--- Short problem ---
Output the material below in full, exactly as it is.

'''

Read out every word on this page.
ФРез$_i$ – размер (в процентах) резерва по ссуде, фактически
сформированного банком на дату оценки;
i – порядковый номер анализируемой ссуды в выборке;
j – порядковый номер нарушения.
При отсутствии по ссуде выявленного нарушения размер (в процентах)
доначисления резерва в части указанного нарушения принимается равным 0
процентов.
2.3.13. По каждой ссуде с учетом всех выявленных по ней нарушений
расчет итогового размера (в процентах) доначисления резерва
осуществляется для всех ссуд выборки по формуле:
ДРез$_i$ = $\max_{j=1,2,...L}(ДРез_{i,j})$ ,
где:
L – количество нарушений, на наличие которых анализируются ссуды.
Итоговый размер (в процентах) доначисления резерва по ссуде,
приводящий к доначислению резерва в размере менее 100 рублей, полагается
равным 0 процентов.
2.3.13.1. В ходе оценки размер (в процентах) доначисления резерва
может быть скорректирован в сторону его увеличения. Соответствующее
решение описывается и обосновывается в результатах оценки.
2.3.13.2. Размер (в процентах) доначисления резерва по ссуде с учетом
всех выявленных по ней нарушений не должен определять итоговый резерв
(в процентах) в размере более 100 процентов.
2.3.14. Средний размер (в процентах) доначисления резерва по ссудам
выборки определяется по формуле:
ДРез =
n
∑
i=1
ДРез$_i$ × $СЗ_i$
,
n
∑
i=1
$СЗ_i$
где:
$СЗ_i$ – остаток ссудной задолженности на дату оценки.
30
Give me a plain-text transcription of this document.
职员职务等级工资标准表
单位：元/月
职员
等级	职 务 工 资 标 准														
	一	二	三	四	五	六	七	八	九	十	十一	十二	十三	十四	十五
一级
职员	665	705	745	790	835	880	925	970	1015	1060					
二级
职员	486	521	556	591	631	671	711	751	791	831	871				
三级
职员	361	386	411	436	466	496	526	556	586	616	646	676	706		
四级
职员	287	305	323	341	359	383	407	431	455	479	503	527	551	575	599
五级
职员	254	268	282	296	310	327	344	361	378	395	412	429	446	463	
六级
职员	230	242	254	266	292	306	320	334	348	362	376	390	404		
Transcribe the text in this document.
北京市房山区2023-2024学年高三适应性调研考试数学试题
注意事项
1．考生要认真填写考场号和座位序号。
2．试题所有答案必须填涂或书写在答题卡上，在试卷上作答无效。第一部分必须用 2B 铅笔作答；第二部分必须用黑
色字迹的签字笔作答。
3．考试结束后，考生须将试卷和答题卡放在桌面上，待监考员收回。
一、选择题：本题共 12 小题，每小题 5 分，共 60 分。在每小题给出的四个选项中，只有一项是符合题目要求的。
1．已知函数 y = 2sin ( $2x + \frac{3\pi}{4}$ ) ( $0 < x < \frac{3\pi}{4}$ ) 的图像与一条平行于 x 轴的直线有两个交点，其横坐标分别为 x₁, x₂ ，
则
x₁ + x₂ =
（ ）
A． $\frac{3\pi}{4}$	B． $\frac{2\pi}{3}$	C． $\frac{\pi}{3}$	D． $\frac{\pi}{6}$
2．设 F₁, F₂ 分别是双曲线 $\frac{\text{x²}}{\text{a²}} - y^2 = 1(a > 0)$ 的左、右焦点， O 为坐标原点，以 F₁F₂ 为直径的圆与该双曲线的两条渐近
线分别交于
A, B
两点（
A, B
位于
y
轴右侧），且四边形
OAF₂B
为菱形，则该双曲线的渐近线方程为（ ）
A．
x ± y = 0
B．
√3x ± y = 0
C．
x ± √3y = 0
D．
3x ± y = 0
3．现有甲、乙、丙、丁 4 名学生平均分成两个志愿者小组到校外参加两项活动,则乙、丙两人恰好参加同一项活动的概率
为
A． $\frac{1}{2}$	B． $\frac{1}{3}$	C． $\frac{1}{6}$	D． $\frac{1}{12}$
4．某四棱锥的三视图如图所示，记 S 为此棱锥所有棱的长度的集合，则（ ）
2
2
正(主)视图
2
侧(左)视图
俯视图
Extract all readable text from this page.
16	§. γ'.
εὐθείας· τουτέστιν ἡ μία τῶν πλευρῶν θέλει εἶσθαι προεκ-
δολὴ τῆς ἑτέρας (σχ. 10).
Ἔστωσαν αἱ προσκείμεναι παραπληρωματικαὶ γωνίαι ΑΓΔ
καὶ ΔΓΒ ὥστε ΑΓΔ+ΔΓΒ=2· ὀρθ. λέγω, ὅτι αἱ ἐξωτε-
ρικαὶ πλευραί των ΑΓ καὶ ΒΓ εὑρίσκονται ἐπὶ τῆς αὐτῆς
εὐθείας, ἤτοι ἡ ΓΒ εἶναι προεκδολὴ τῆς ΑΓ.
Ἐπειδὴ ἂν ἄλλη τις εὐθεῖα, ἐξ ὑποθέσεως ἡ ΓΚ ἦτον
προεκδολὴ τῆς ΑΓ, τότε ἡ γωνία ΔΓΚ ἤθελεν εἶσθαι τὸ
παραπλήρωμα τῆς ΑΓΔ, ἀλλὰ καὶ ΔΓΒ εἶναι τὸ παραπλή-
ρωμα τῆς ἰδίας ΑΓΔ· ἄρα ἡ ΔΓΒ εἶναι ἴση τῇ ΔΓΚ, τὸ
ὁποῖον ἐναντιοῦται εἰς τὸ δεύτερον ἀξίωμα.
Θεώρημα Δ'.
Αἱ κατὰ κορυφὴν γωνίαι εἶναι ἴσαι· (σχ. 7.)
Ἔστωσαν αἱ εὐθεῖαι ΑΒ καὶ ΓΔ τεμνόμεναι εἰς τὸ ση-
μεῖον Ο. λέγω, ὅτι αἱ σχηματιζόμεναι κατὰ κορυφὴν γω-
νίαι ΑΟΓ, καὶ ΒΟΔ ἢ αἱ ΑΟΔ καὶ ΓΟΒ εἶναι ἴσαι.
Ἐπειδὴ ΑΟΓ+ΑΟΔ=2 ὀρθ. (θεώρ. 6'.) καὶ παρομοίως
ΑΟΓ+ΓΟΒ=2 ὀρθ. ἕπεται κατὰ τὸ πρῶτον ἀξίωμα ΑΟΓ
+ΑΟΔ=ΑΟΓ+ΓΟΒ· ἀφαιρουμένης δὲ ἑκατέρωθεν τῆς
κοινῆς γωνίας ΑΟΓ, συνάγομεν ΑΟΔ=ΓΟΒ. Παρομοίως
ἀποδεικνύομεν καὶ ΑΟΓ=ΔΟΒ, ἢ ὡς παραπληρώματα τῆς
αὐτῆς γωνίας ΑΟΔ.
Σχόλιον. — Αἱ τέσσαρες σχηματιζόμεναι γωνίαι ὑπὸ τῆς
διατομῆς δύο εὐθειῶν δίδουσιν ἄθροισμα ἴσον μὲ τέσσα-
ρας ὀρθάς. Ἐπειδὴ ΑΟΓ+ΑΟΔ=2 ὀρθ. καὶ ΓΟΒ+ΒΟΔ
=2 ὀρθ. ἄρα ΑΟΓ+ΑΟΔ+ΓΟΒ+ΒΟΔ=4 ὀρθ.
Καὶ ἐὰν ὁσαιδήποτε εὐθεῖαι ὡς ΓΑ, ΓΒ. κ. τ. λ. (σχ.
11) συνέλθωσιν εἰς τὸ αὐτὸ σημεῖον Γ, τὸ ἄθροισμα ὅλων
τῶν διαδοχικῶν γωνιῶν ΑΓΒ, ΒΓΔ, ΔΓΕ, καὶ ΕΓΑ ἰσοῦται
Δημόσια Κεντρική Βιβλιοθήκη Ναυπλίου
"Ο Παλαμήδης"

'''

--- In response ---
Read out every word on this page.
ФРез$_i$ – размер (в процентах) резерва по ссуде, фактически
сформированного банком на дату оценки;
i – порядковый номер анализируемой ссуды в выборке;
j – порядковый номер нарушения.
При отсутствии по ссуде выявленного нарушения размер (в процентах)
доначисления резерва в части указанного нарушения принимается равным 0
процентов.
2.3.13. По каждой ссуде с учетом всех выявленных по ней нарушений
расчет итогового размера (в процентах) доначисления резерва
осуществляется для всех ссуд выборки по формуле:
ДРез$_i$ = $\max_{j=1,2,...L}(ДРез_{i,j})$ ,
где:
L – количество нарушений, на наличие которых анализируются ссуды.
Итоговый размер (в процентах) доначисления резерва по ссуде,
приводящий к доначислению резерва в размере менее 100 рублей, полагается
равным 0 процентов.
2.3.13.1. В ходе оценки размер (в процентах) доначисления резерва
может быть скорректирован в сторону его увеличения. Соответствующее
решение описывается и обосновывается в результатах оценки.
2.3.13.2. Размер (в процентах) доначисления резерва по ссуде с учетом
всех выявленных по ней нарушений не должен определять итоговый резерв
(в процентах) в размере более 100 процентов.
2.3.14. Средний размер (в процентах) доначисления резерва по ссудам
выборки определяется по формуле:
ДРез =
n
∑
i=1
ДРез$_i$ × $СЗ_i$
,
n
∑
i=1
$СЗ_i$
где:
$СЗ_i$ – остаток ссудной задолженности на дату оценки.
30
Give me a plain-text transcription of this document.
职员职务等级工资标准表
单位：元/月
职员
等级	职 务 工 资 标 准														
	一	二	三	四	五	六	七	八	九	十	十一	十二	十三	十四	十五
一级
职员	665	705	745	790	835	880	925	970	1015	1060					
二级
职员	486	521	556	591	631	671	711	751	791	831	871				
三级
职员	361	386	411	436	466	496	526	556	586	616	646	676	706		
四级
职员	287	305	323	341	359	383	407	431	455	479	503	527	551	575	599
五级
职员	254	268	282	296	310	327	344	361	378	395	412	429	446	463	
六级
职员	230	242	254	266	292	306	320	334	348	362	376	390	404		
Transcribe the text in this document.
北京市房山区2023-2024学年高三适应性调研考试数学试题
注意事项
1．考生要认真填写考场号和座位序号。
2．试题所有答案必须填涂或书写在答题卡上，在试卷上作答无效。第一部分必须用 2B 铅笔作答；第二部分必须用黑
色字迹的签字笔作答。
3．考试结束后，考生须将试卷和答题卡放在桌面上，待监考员收回。
一、选择题：本题共 12 小题，每小题 5 分，共 60 分。在每小题给出的四个选项中，只有一项是符合题目要求的。
1．已知函数 y = 2sin ( $2x + \frac{3\pi}{4}$ ) ( $0 < x < \frac{3\pi}{4}$ ) 的图像与一条平行于 x 轴的直线有两个交点，其横坐标分别为 x₁, x₂ ，
则
x₁ + x₂ =
（ ）
A． $\frac{3\pi}{4}$	B． $\frac{2\pi}{3}$	C． $\frac{\pi}{3}$	D． $\frac{\pi}{6}$
2．设 F₁, F₂ 分别是双曲线 $\frac{\text{x²}}{\text{a²}} - y^2 = 1(a > 0)$ 的左、右焦点， O 为坐标原点，以 F₁F₂ 为直径的圆与该双曲线的两条渐近
线分别交于
A, B
两点（
A, B
位于
y
轴右侧），且四边形
OAF₂B
为菱形，则该双曲线的渐近线方程为（ ）
A．
x ± y = 0
B．
√3x ± y = 0
C．
x ± √3y = 0
D．
3x ± y = 0
3．现有甲、乙、丙、丁 4 名学生平均分成两个志愿者小组到校外参加两项活动,则乙、丙两人恰好参加同一项活动的概率
为
A． $\frac{1}{2}$	B． $\frac{1}{3}$	C． $\frac{1}{6}$	D． $\frac{1}{12}$
4．某四棱锥的三视图如图所示，记 S 为此棱锥所有棱的长度的集合，则（ ）
2
2
正(主)视图
2
侧(左)视图
俯视图
Extract all readable text from this page.
16	§. γ'.
εὐθείας· τουτέστιν ἡ μία τῶν πλευρῶν θέλει εἶσθαι προεκ-
δολὴ τῆς ἑτέρας (σχ. 10).
Ἔστωσαν αἱ προσκείμεναι παραπληρωματικαὶ γωνίαι ΑΓΔ
καὶ ΔΓΒ ὥστε ΑΓΔ+ΔΓΒ=2· ὀρθ. λέγω, ὅτι αἱ ἐξωτε-
ρικαὶ πλευραί των ΑΓ καὶ ΒΓ εὑρίσκονται ἐπὶ τῆς αὐτῆς
εὐθείας, ἤτοι ἡ ΓΒ εἶναι προεκδολὴ τῆς ΑΓ.
Ἐπειδὴ ἂν ἄλλη τις εὐθεῖα, ἐξ ὑποθέσεως ἡ ΓΚ ἦτον
προεκδολὴ τῆς ΑΓ, τότε ἡ γωνία ΔΓΚ ἤθελεν εἶσθαι τὸ
παραπλήρωμα τῆς ΑΓΔ, ἀλλὰ καὶ ΔΓΒ εἶναι τὸ παραπλή-
ρωμα τῆς ἰδίας ΑΓΔ· ἄρα ἡ ΔΓΒ εἶναι ἴση τῇ ΔΓΚ, τὸ
ὁποῖον ἐναντιοῦται εἰς τὸ δεύτερον ἀξίωμα.
Θεώρημα Δ'.
Αἱ κατὰ κορυφὴν γωνίαι εἶναι ἴσαι· (σχ. 7.)
Ἔστωσαν αἱ εὐθεῖαι ΑΒ καὶ ΓΔ τεμνόμεναι εἰς τὸ ση-
μεῖον Ο. λέγω, ὅτι αἱ σχηματιζόμεναι κατὰ κορυφὴν γω-
νίαι ΑΟΓ, καὶ ΒΟΔ ἢ αἱ ΑΟΔ καὶ ΓΟΒ εἶναι ἴσαι.
Ἐπειδὴ ΑΟΓ+ΑΟΔ=2 ὀρθ. (θεώρ. 6'.) καὶ παρομοίως
ΑΟΓ+ΓΟΒ=2 ὀρθ. ἕπεται κατὰ τὸ πρῶτον ἀξίωμα ΑΟΓ
+ΑΟΔ=ΑΟΓ+ΓΟΒ· ἀφαιρουμένης δὲ ἑκατέρωθεν τῆς
κοινῆς γωνίας ΑΟΓ, συνάγομεν ΑΟΔ=ΓΟΒ. Παρομοίως
ἀποδεικνύομεν καὶ ΑΟΓ=ΔΟΒ, ἢ ὡς παραπληρώματα τῆς
αὐτῆς γωνίας ΑΟΔ.
Σχόλιον. — Αἱ τέσσαρες σχηματιζόμεναι γωνίαι ὑπὸ τῆς
διατομῆς δύο εὐθειῶν δίδουσιν ἄθροισμα ἴσον μὲ τέσσα-
ρας ὀρθάς. Ἐπειδὴ ΑΟΓ+ΑΟΔ=2 ὀρθ. καὶ ΓΟΒ+ΒΟΔ
=2 ὀρθ. ἄρα ΑΟΓ+ΑΟΔ+ΓΟΒ+ΒΟΔ=4 ὀρθ.
Καὶ ἐὰν ὁσαιδήποτε εὐθεῖαι ὡς ΓΑ, ΓΒ. κ. τ. λ. (σχ.
11) συνέλθωσιν εἰς τὸ αὐτὸ σημεῖον Γ, τὸ ἄθροισμα ὅλων
τῶν διαδοχικῶν γωνιῶν ΑΓΒ, ΒΓΔ, ΔΓΕ, καὶ ΕΓΑ ἰσοῦται
Δημόσια Κεντρική Βιβλιοθήκη Ναυπλίου
"Ο Παλαμήδης"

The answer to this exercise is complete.